:: WHAT YOU WILL DO ::
Exactly reproduce all the records, keeping pictures out of the copy.

:: EXERCISE DATA ::
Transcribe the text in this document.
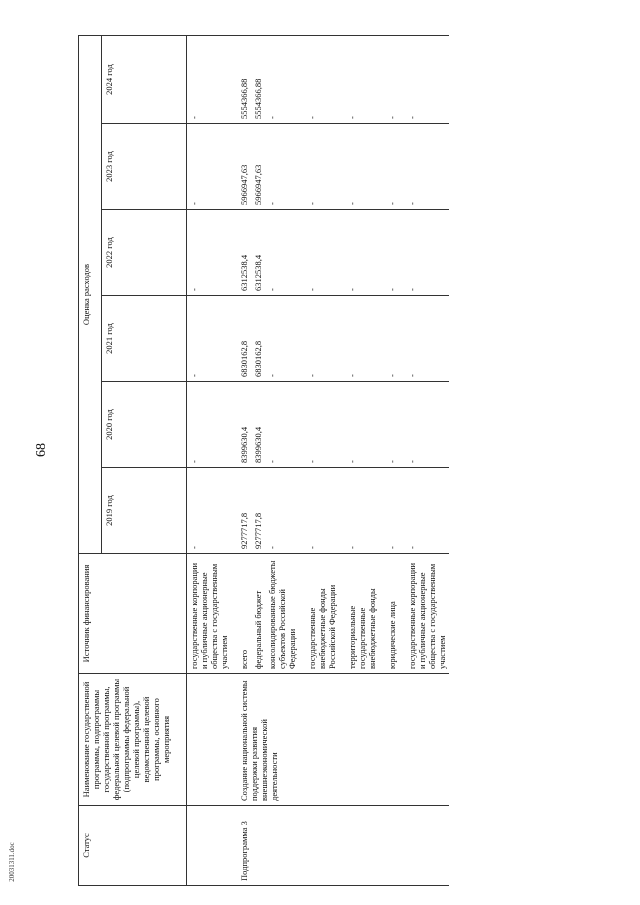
68
20031311.doc	Статус	Наименование государственной программы, подпрограммы государственной программы, федеральной целевой программы (подпрограммы федеральной целевой программы), ведомственной целевой программы, основного мероприятия	Источник финансирования	Оценка расходов					
			2019 год	2020 год	2021 год	2022 год	2023 год	2024 год
		государственные корпорации и публичные акционерные общества с государственным участием	-	-	-	-	-	-
Подпрограмма 3	Создание национальной системы поддержки развития внешнеэкономической деятельности	всего	9277717,8	8399630,4	6830162,8	6312538,4	5966947,63	5554366,88
		федеральный бюджет	9277717,8	8399630,4	6830162,8	6312538,4	5966947,63	5554366,88
		консолидированные бюджеты субъектов Российской Федерации	-	-	-	-	-	-
		государственные внебюджетные фонды Российской Федерации	-	-	-	-	-	-
		территориальные государственные внебюджетные фонды	-	-	-	-	-	-
		юридические лица	-	-	-	-	-	-
		государственные корпорации и публичные акционерные общества с государственным участием	-	-	-	-	-	-
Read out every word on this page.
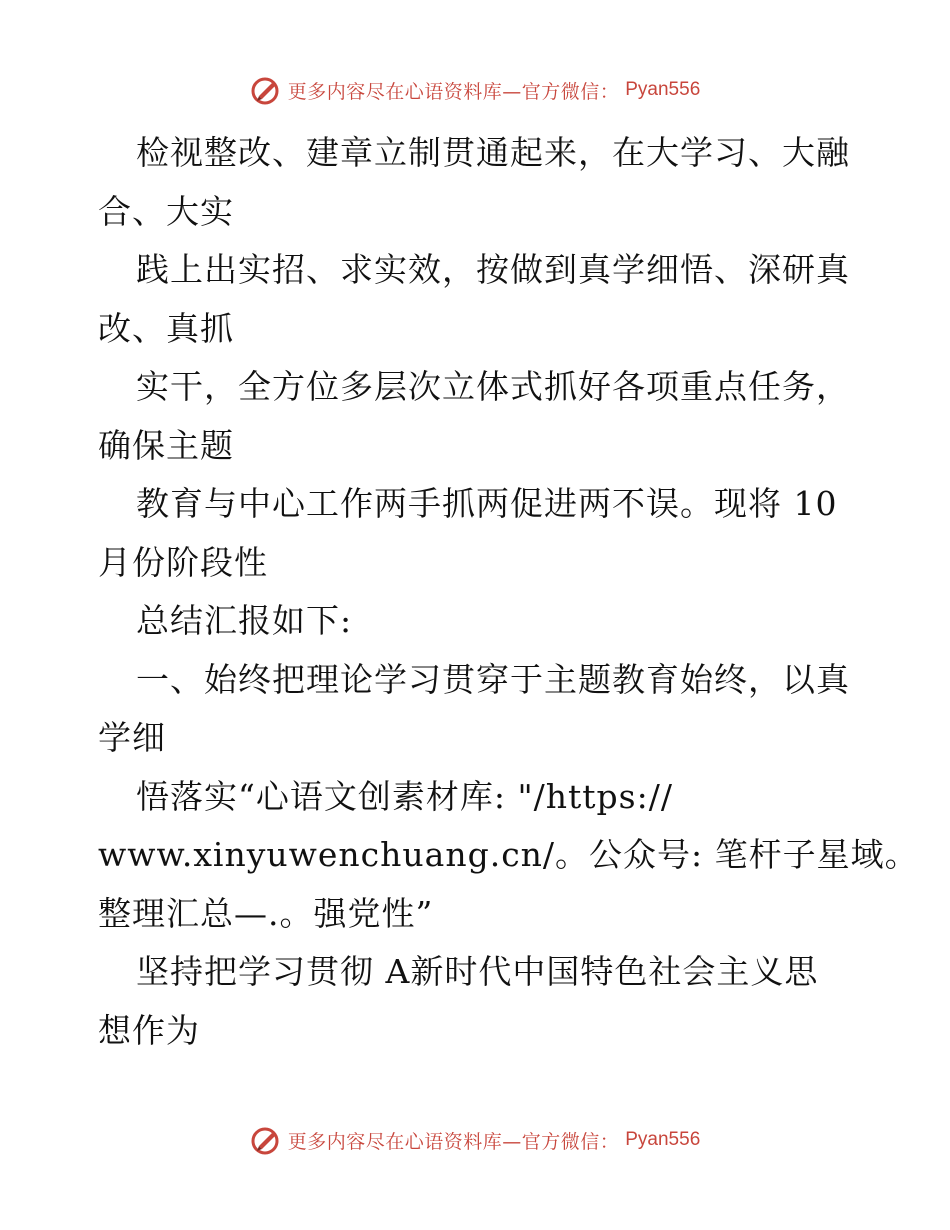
更多内容尽在心语资料库—官方微信： Pyan556
检视整改、建章立制贯通起来，在大学习、大融
合、大实
践上出实招、求实效，按做到真学细悟、深研真
改、真抓
实干，全方位多层次立体式抓好各项重点任务，
确保主题
教育与中心工作两手抓两促进两不误。现将 10
月份阶段性
总结汇报如下:
一、始终把理论学习贯穿于主题教育始终，以真
学细
悟落实“心语文创素材库: "/https://
www.xinyuwenchuang.cn/。公众号: 笔杆子星域。
整理汇总—.。强党性”
坚持把学习贯彻 A新时代中国特色社会主义思
想作为
更多内容尽在心语资料库—官方微信： Pyan556
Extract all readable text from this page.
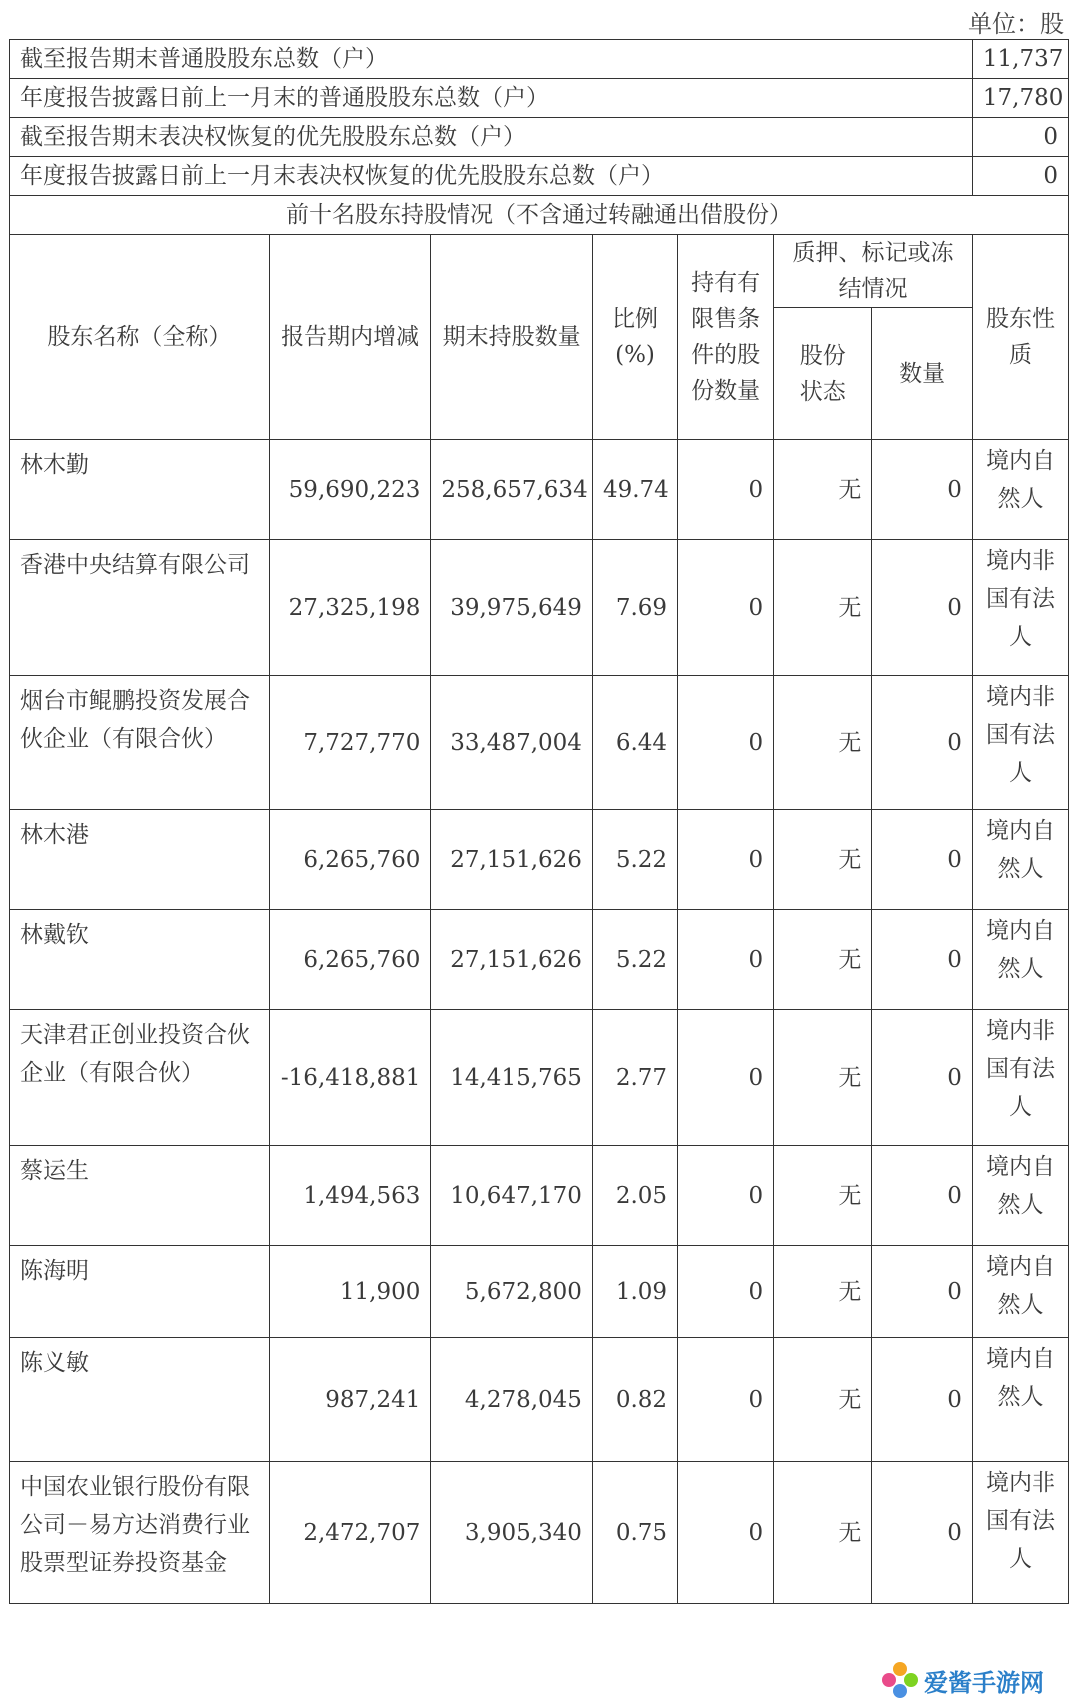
单位：股
截至报告期末普通股股东总数（户）							11,737
年度报告披露日前上一月末的普通股股东总数（户）							17,780
截至报告期末表决权恢复的优先股股东总数（户）							0
年度报告披露日前上一月末表决权恢复的优先股股东总数（户）							0
前十名股东持股情况（不含通过转融通出借股份）							
股东名称（全称）	报告期内增减	期末持股数量	比例(%)	持有有限售条件的股份数量	质押、标记或冻结情况		股东性质
					股份状态	数量	
林木勤	59,690,223	258,657,634	49.74	0	无	0	境内自然人
香港中央结算有限公司	27,325,198	39,975,649	7.69	0	无	0	境内非国有法人
烟台市鲲鹏投资发展合伙企业（有限合伙）	7,727,770	33,487,004	6.44	0	无	0	境内非国有法人
林木港	6,265,760	27,151,626	5.22	0	无	0	境内自然人
林戴钦	6,265,760	27,151,626	5.22	0	无	0	境内自然人
天津君正创业投资合伙企业（有限合伙）	-16,418,881	14,415,765	2.77	0	无	0	境内非国有法人
蔡运生	1,494,563	10,647,170	2.05	0	无	0	境内自然人
陈海明	11,900	5,672,800	1.09	0	无	0	境内自然人
陈义敏	987,241	4,278,045	0.82	0	无	0	境内自然人
中国农业银行股份有限公司－易方达消费行业股票型证券投资基金	2,472,707	3,905,340	0.75	0	无	0	境内非国有法人
爱酱手游网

:: RESULT OF THE TASK ::
Transcribe the text in this document.
68
20031311.doc	Статус	Наименование государственной программы, подпрограммы государственной программы, федеральной целевой программы (подпрограммы федеральной целевой программы), ведомственной целевой программы, основного мероприятия	Источник финансирования	Оценка расходов					
			2019 год	2020 год	2021 год	2022 год	2023 год	2024 год
		государственные корпорации и публичные акционерные общества с государственным участием	-	-	-	-	-	-
Подпрограмма 3	Создание национальной системы поддержки развития внешнеэкономической деятельности	всего	9277717,8	8399630,4	6830162,8	6312538,4	5966947,63	5554366,88
		федеральный бюджет	9277717,8	8399630,4	6830162,8	6312538,4	5966947,63	5554366,88
		консолидированные бюджеты субъектов Российской Федерации	-	-	-	-	-	-
		государственные внебюджетные фонды Российской Федерации	-	-	-	-	-	-
		территориальные государственные внебюджетные фонды	-	-	-	-	-	-
		юридические лица	-	-	-	-	-	-
		государственные корпорации и публичные акционерные общества с государственным участием	-	-	-	-	-	-
Read out every word on this page.
更多内容尽在心语资料库—官方微信： Pyan556
检视整改、建章立制贯通起来，在大学习、大融
合、大实
践上出实招、求实效，按做到真学细悟、深研真
改、真抓
实干，全方位多层次立体式抓好各项重点任务，
确保主题
教育与中心工作两手抓两促进两不误。现将 10
月份阶段性
总结汇报如下:
一、始终把理论学习贯穿于主题教育始终，以真
学细
悟落实“心语文创素材库: "/https://
www.xinyuwenchuang.cn/。公众号: 笔杆子星域。
整理汇总—.。强党性”
坚持把学习贯彻 A新时代中国特色社会主义思
想作为
更多内容尽在心语资料库—官方微信： Pyan556
Extract all readable text from this page.
单位：股
截至报告期末普通股股东总数（户）							11,737
年度报告披露日前上一月末的普通股股东总数（户）							17,780
截至报告期末表决权恢复的优先股股东总数（户）							0
年度报告披露日前上一月末表决权恢复的优先股股东总数（户）							0
前十名股东持股情况（不含通过转融通出借股份）							
股东名称（全称）	报告期内增减	期末持股数量	比例(%)	持有有限售条件的股份数量	质押、标记或冻结情况		股东性质
					股份状态	数量	
林木勤	59,690,223	258,657,634	49.74	0	无	0	境内自然人
香港中央结算有限公司	27,325,198	39,975,649	7.69	0	无	0	境内非国有法人
烟台市鲲鹏投资发展合伙企业（有限合伙）	7,727,770	33,487,004	6.44	0	无	0	境内非国有法人
林木港	6,265,760	27,151,626	5.22	0	无	0	境内自然人
林戴钦	6,265,760	27,151,626	5.22	0	无	0	境内自然人
天津君正创业投资合伙企业（有限合伙）	-16,418,881	14,415,765	2.77	0	无	0	境内非国有法人
蔡运生	1,494,563	10,647,170	2.05	0	无	0	境内自然人
陈海明	11,900	5,672,800	1.09	0	无	0	境内自然人
陈义敏	987,241	4,278,045	0.82	0	无	0	境内自然人
中国农业银行股份有限公司－易方达消费行业股票型证券投资基金	2,472,707	3,905,340	0.75	0	无	0	境内非国有法人
爱酱手游网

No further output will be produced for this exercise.